Material supplied:

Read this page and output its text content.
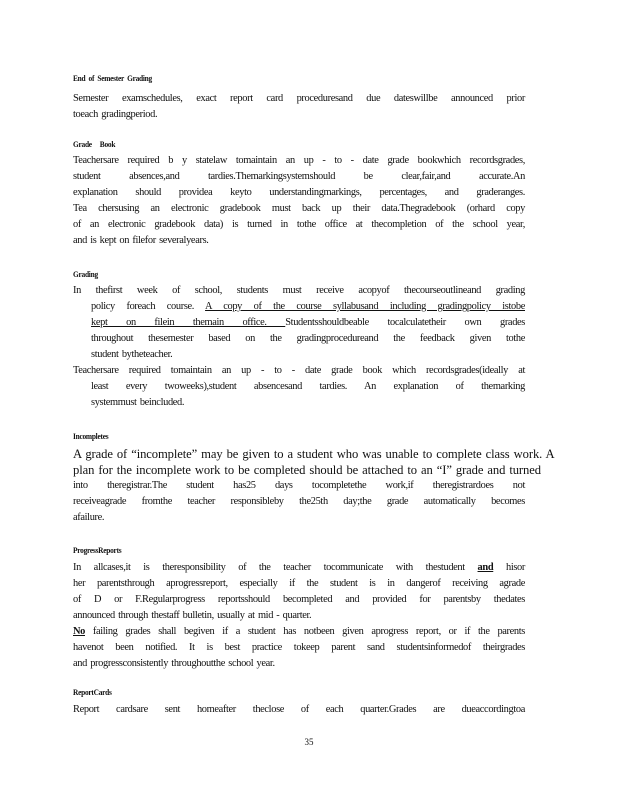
End  of  Semester  Grading
Semester examschedules, exact report card proceduresand due dateswillbe announced prior
toeach gradingperiod.
Grade     Book
Teachersare required b y statelaw tomaintain an up - to - date grade bookwhich recordsgrades,
student absences,and tardies.Themarkingsystemshould be clear,fair,and accurate.An
explanation should providea keyto understandingmarkings, percentages, and graderanges.
Tea chersusing an electronic gradebook must back up their data.Thegradebook (orhard copy
of an electronic gradebook data) is turned in tothe office at thecompletion of the school year,
and is kept on filefor severalyears.
Grading
In thefirst week of school, students must receive acopyof thecourseoutlineand grading
policy foreach course. A copy of the course syllabusand including gradingpolicy istobe
kept on filein themain office. Studentsshouldbeable tocalculatetheir own grades
throughout thesemester based on the gradingprocedureand the feedback given tothe
student bytheteacher.
Teachersare required tomaintain an up - to - date grade book which recordsgrades(ideally at
least every twoweeks),student absencesand tardies. An explanation of themarking
systemmust beincluded.
Incompletes
A grade of “incomplete” may be given to a student who was unable to complete class work. A
plan for the incomplete work to be completed should be attached to an “I” grade and turned
into theregistrar.The student has25 days tocompletethe work,if theregistrardoes not
receiveagrade fromthe teacher responsibleby the25th day;the grade automatically becomes
afailure.
ProgressReports
In allcases,it is theresponsibility of the teacher tocommunicate with thestudent and hisor
her parentsthrough aprogressreport, especially if the student is in dangerof receiving agrade
of D or F.Regularprogress reportsshould becompleted and provided for parentsby thedates
announced through thestaff bulletin, usually at mid - quarter.
No failing grades shall begiven if a student has notbeen given aprogress report, or if the parents
havenot been notified. It is best practice tokeep parent sand studentsinformedof theirgrades
and progressconsistently throughoutthe school year.
ReportCards
Report cardsare sent homeafter theclose of each quarter.Grades are dueaccordingtoa
35
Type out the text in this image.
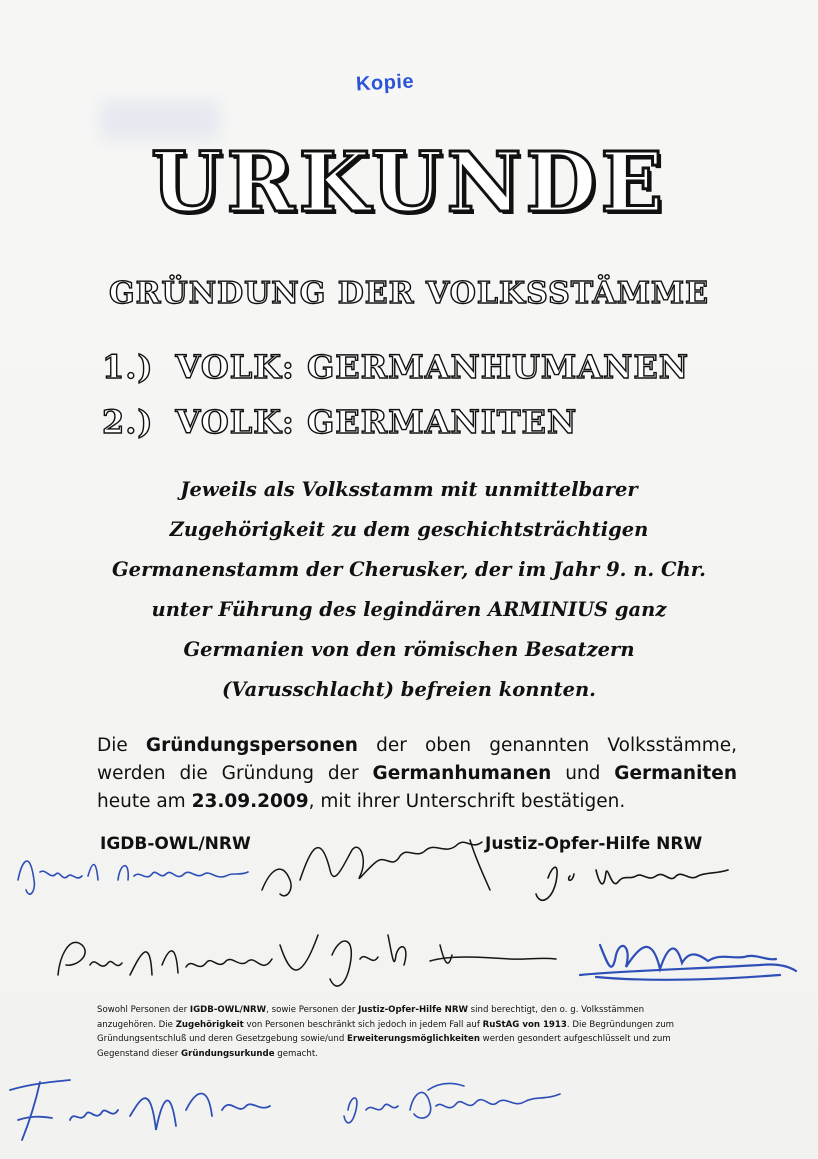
Kopie
URKUNDE
GRÜNDUNG DER VOLKSSTÄMME
1.) VOLK: GERMANHUMANEN
2.) VOLK: GERMANITEN
Jeweils als Volksstamm mit unmittelbarer
Zugehörigkeit zu dem geschichtsträchtigen
Germanenstamm der Cherusker, der im Jahr 9. n. Chr.
unter Führung des legindären ARMINIUS ganz
Germanien von den römischen Besatzern
(Varusschlacht) befreien konnten.
Die Gründungspersonen der oben genannten Volksstämme,
werden die Gründung der Germanhumanen und Germaniten
heute am 23.09.2009, mit ihrer Unterschrift bestätigen.
IGDB-OWL/NRW	Justiz-Opfer-Hilfe NRW
Sowohl Personen der IGDB-OWL/NRW, sowie Personen der Justiz-Opfer-Hilfe NRW sind berechtigt, den o. g. Volksstämmen
anzugehören. Die Zugehörigkeit von Personen beschränkt sich jedoch in jedem Fall auf RuStAG von 1913. Die Begründungen zum
Gründungsentschluß und deren Gesetzgebung sowie/und Erweiterungsmöglichkeiten werden gesondert aufgeschlüsselt und zum
Gegenstand dieser Gründungsurkunde gemacht.
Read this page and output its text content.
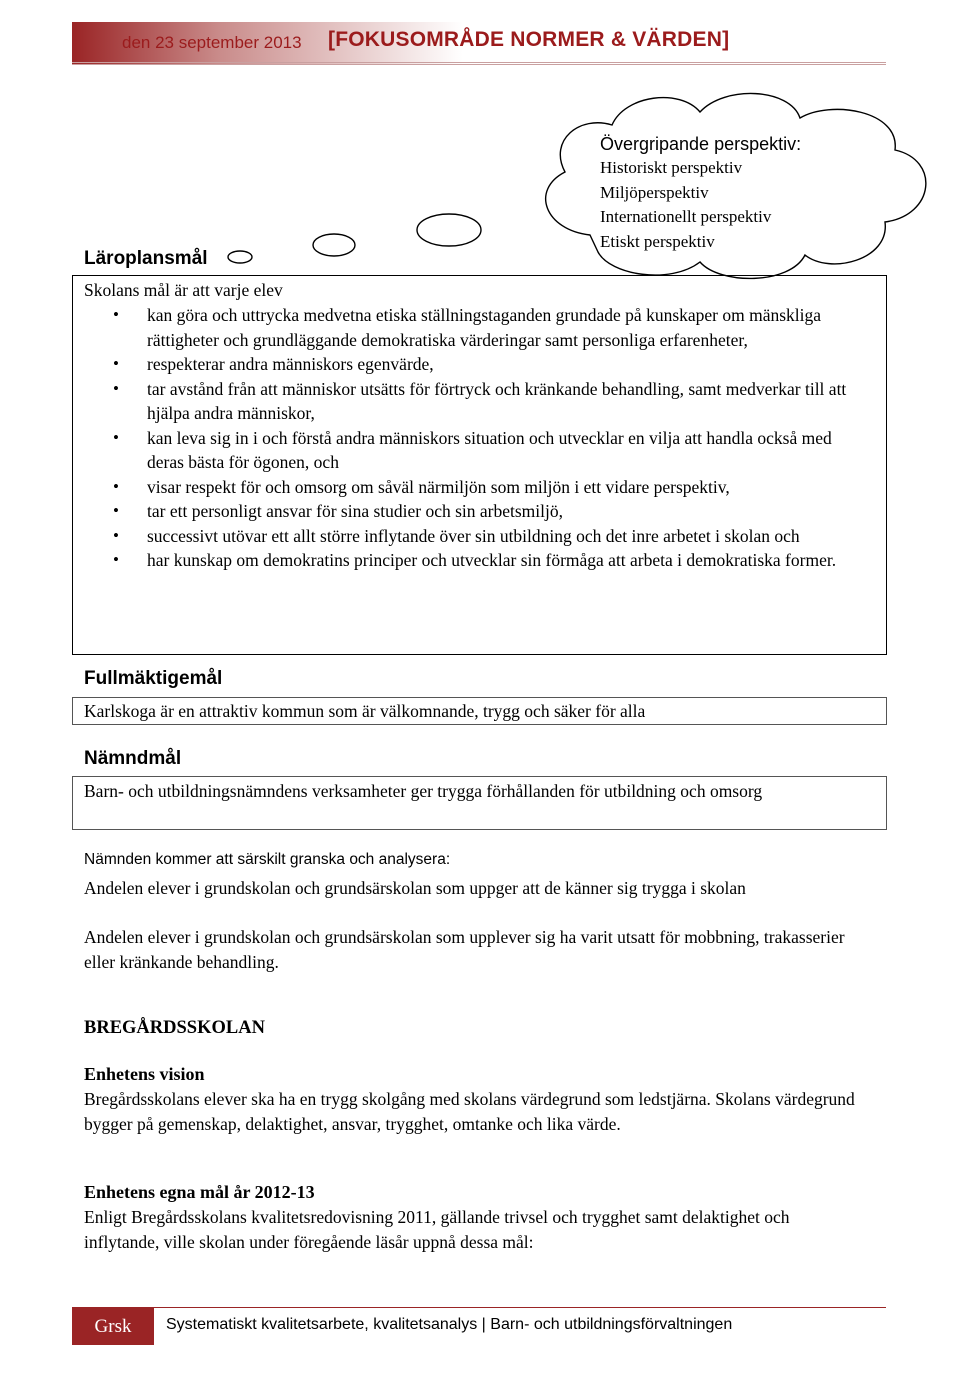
den 23 september 2013 [FOKUSOMRÅDE NORMER & VÄRDEN]
Övergripande perspektiv:
Historiskt perspektiv
Miljöperspektiv
Internationellt perspektiv
Etiskt perspektiv
Läroplansmål
Skolans mål är att varje elev
• kan göra och uttrycka medvetna etiska ställningstaganden grundade på kunskaper om mänskliga rättigheter och grundläggande demokratiska värderingar samt personliga erfarenheter,
• respekterar andra människors egenvärde,
• tar avstånd från att människor utsätts för förtryck och kränkande behandling, samt medverkar till att hjälpa andra människor,
• kan leva sig in i och förstå andra människors situation och utvecklar en vilja att handla också med deras bästa för ögonen, och
• visar respekt för och omsorg om såväl närmiljön som miljön i ett vidare perspektiv,
• tar ett personligt ansvar för sina studier och sin arbetsmiljö,
• successivt utövar ett allt större inflytande över sin utbildning och det inre arbetet i skolan och
• har kunskap om demokratins principer och utvecklar sin förmåga att arbeta i demokratiska former.
Fullmäktigemål
Karlskoga är en attraktiv kommun som är välkomnande, trygg och säker för alla
Nämndmål
Barn- och utbildningsnämndens verksamheter ger trygga förhållanden för utbildning och omsorg
Nämnden kommer att särskilt granska och analysera:
Andelen elever i grundskolan och grundsärskolan som uppger att de känner sig trygga i skolan
Andelen elever i grundskolan och grundsärskolan som upplever sig ha varit utsatt för mobbning, trakasserier eller kränkande behandling.
BREGÅRDSSKOLAN
Enhetens vision
Bregårdsskolans elever ska ha en trygg skolgång med skolans värdegrund som ledstjärna. Skolans värdegrund bygger på gemenskap, delaktighet, ansvar, trygghet, omtanke och lika värde.
Enhetens egna mål år 2012-13
Enligt Bregårdsskolans kvalitetsredovisning 2011, gällande trivsel och trygghet samt delaktighet och inflytande, ville skolan under föregående läsår uppnå dessa mål:
Grsk	Systematiskt kvalitetsarbete, kvalitetsanalys | Barn- och utbildningsförvaltningen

Set exercise: Filter lines by "Bregårdsskolans" and return each hit.

Answer to the task:
Bregårdsskolans elever ska ha en trygg skolgång med skolans värdegrund som ledstjärna. Skolans värdegrund bygger på gemenskap, delaktighet, ansvar, trygghet, omtanke och lika värde.
Enligt Bregårdsskolans kvalitetsredovisning 2011, gällande trivsel och trygghet samt delaktighet och inflytande, ville skolan under föregående läsår uppnå dessa mål:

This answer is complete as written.